_DATA LINES_
start

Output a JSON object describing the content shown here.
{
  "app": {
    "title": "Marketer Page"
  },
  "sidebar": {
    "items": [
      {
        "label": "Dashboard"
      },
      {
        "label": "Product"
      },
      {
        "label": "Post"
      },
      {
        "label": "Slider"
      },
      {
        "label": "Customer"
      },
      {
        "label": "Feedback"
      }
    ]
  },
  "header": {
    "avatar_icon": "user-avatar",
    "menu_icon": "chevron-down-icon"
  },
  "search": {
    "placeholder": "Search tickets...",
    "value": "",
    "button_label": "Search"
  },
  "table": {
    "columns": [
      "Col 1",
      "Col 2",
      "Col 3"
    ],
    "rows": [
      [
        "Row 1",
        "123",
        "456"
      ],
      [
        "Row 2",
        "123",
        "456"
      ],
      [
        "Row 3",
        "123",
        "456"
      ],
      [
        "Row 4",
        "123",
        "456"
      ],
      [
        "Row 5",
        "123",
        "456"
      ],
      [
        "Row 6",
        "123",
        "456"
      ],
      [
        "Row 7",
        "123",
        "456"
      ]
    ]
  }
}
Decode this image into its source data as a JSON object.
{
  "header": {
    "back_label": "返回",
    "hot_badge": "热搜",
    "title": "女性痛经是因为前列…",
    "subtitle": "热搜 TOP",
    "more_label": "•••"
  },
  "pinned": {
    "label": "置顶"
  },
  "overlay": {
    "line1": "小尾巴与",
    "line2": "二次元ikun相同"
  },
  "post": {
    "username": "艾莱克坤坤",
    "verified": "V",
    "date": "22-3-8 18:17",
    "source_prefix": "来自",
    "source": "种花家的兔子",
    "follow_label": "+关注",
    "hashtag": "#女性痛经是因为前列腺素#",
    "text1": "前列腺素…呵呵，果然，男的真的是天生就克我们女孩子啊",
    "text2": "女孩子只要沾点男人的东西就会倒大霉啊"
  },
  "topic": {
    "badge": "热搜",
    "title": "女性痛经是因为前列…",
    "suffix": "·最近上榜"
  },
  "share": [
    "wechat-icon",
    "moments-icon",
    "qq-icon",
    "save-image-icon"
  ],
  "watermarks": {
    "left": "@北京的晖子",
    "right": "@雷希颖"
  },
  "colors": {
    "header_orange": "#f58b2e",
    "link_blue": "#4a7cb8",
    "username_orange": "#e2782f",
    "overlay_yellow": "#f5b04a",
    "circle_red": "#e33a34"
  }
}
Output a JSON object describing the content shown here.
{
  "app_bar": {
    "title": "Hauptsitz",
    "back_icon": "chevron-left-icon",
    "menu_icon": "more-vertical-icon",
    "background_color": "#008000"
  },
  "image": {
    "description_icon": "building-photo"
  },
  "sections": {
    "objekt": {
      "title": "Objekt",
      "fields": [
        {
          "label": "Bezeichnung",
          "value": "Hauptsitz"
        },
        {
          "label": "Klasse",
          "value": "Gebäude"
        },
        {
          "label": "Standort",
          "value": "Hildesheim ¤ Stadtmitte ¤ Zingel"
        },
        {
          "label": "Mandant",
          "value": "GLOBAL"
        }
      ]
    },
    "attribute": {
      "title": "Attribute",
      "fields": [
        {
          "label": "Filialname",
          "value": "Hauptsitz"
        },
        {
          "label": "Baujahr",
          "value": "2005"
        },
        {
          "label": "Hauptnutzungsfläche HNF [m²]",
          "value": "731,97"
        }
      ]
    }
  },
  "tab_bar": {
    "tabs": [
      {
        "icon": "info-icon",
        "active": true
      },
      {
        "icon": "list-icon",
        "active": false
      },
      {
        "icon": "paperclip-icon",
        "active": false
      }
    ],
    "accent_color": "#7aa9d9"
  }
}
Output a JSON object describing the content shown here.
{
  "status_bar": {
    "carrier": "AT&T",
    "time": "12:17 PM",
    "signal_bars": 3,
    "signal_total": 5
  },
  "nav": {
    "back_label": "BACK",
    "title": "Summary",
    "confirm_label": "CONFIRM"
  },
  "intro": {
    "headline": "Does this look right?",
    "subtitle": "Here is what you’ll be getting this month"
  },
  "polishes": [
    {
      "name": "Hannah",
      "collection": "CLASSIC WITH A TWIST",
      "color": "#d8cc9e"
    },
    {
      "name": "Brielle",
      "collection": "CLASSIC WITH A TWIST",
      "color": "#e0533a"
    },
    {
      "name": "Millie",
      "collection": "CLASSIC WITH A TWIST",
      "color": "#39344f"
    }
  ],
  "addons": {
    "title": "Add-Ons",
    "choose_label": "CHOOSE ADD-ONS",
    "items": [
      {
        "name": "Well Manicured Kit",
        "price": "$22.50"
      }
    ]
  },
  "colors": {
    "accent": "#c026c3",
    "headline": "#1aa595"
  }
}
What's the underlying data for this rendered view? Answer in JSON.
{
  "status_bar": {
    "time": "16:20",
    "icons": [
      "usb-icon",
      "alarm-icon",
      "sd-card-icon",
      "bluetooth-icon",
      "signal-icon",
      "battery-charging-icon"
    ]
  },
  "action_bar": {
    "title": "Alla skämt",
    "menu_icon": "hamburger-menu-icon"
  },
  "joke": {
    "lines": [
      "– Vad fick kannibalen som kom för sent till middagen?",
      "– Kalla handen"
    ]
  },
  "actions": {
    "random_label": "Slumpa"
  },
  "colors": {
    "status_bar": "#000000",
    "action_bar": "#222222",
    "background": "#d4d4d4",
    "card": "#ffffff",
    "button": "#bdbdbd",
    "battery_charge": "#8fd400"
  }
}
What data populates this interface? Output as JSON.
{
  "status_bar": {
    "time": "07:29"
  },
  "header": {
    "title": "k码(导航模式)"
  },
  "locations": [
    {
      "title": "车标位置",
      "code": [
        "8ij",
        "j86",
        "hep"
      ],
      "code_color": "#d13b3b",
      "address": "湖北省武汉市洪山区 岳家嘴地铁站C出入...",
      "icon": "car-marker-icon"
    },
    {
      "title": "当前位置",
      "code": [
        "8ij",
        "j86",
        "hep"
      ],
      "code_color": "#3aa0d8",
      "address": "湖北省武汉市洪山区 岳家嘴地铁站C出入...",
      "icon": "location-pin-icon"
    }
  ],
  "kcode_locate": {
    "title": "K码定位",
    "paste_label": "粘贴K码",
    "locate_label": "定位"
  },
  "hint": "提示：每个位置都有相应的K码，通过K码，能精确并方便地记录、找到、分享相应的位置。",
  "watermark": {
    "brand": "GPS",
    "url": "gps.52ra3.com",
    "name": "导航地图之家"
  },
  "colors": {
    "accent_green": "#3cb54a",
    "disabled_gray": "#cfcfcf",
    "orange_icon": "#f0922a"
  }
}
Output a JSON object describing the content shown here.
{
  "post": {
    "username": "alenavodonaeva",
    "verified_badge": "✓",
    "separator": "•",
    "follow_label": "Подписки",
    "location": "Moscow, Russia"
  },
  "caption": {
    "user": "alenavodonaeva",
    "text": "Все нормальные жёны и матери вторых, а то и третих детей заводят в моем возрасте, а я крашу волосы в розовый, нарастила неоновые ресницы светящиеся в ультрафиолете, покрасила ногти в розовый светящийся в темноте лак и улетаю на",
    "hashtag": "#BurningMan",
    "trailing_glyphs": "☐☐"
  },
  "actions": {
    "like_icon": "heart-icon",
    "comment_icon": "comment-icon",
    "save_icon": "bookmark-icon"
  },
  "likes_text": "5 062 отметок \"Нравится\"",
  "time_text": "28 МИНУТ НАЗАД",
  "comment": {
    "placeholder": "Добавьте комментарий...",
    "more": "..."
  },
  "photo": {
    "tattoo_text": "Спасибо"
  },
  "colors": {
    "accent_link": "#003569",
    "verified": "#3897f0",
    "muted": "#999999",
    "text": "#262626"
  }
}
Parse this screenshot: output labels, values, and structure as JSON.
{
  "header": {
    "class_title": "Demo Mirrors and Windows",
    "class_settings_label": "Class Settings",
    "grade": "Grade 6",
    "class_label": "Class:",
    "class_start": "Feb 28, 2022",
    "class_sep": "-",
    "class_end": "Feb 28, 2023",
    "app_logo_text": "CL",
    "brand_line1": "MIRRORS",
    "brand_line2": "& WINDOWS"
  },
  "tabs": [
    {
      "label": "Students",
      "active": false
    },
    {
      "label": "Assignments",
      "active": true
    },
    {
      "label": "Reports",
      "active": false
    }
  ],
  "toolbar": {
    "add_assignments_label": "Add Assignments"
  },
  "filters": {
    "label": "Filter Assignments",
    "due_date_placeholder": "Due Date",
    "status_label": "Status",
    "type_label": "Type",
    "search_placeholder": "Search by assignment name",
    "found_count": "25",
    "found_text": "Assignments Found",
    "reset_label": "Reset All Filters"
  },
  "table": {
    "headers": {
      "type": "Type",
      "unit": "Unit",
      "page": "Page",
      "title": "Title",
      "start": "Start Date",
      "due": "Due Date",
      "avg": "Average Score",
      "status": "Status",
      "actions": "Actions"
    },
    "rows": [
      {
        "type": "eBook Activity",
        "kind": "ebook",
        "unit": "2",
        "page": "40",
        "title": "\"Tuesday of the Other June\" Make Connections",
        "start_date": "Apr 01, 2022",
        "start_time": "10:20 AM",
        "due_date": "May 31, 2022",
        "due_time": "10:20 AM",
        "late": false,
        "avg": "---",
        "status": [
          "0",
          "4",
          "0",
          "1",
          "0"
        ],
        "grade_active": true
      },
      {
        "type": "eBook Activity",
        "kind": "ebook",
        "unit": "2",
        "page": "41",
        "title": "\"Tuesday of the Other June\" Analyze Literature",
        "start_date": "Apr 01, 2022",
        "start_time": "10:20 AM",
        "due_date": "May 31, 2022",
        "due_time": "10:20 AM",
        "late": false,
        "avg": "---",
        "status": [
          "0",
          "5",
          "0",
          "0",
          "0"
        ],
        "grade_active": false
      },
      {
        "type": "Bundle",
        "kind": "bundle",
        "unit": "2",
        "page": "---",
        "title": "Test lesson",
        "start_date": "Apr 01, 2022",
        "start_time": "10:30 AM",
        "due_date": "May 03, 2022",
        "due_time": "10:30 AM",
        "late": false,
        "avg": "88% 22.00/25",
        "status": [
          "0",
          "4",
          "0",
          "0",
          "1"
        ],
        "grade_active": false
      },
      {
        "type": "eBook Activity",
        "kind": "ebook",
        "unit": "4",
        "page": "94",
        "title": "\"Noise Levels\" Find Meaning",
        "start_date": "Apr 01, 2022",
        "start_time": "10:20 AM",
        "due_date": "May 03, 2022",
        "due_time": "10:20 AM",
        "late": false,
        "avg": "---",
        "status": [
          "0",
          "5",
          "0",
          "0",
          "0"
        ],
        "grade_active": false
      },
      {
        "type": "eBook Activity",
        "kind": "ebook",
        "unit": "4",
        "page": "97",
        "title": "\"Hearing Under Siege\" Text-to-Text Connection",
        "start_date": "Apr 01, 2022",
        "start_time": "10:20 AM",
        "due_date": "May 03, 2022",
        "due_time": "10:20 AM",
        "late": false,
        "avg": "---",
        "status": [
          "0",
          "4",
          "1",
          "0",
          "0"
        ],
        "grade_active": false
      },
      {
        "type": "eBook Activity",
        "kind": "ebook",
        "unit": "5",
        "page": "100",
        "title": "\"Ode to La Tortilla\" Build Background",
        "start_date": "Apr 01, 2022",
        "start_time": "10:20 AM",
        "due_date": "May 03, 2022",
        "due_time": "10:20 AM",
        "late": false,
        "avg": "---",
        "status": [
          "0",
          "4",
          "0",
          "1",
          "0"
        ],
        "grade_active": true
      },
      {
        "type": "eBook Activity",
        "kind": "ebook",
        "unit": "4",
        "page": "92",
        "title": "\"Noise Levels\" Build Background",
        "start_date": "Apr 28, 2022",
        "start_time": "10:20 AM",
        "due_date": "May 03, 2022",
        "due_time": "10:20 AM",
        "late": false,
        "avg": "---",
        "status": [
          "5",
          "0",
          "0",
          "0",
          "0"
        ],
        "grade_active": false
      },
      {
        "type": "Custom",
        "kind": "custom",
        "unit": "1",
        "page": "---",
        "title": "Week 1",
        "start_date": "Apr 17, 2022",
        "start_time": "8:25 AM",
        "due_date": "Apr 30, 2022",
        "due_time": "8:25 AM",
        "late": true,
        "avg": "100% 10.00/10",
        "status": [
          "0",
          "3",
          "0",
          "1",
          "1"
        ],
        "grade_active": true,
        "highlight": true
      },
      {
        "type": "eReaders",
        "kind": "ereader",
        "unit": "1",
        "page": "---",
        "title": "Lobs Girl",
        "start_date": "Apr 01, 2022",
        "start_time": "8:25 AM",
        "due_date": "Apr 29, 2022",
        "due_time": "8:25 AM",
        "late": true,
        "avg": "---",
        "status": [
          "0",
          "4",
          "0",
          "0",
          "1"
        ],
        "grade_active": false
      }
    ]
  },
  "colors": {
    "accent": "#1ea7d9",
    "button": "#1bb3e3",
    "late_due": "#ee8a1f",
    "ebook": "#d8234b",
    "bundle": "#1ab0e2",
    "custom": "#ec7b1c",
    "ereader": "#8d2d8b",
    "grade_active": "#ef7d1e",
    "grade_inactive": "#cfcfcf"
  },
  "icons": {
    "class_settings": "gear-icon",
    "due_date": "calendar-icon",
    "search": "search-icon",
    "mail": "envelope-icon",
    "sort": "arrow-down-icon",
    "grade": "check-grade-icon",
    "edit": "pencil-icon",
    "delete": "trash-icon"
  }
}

end

_INSTRUCTIONS FOR THE TASK_
Pull every line containing "Other" from the material above.

_COMPLETE ANSWER_
        "title": "\"Tuesday of the Other June\" Make Connections",
        "title": "\"Tuesday of the Other June\" Analyze Literature",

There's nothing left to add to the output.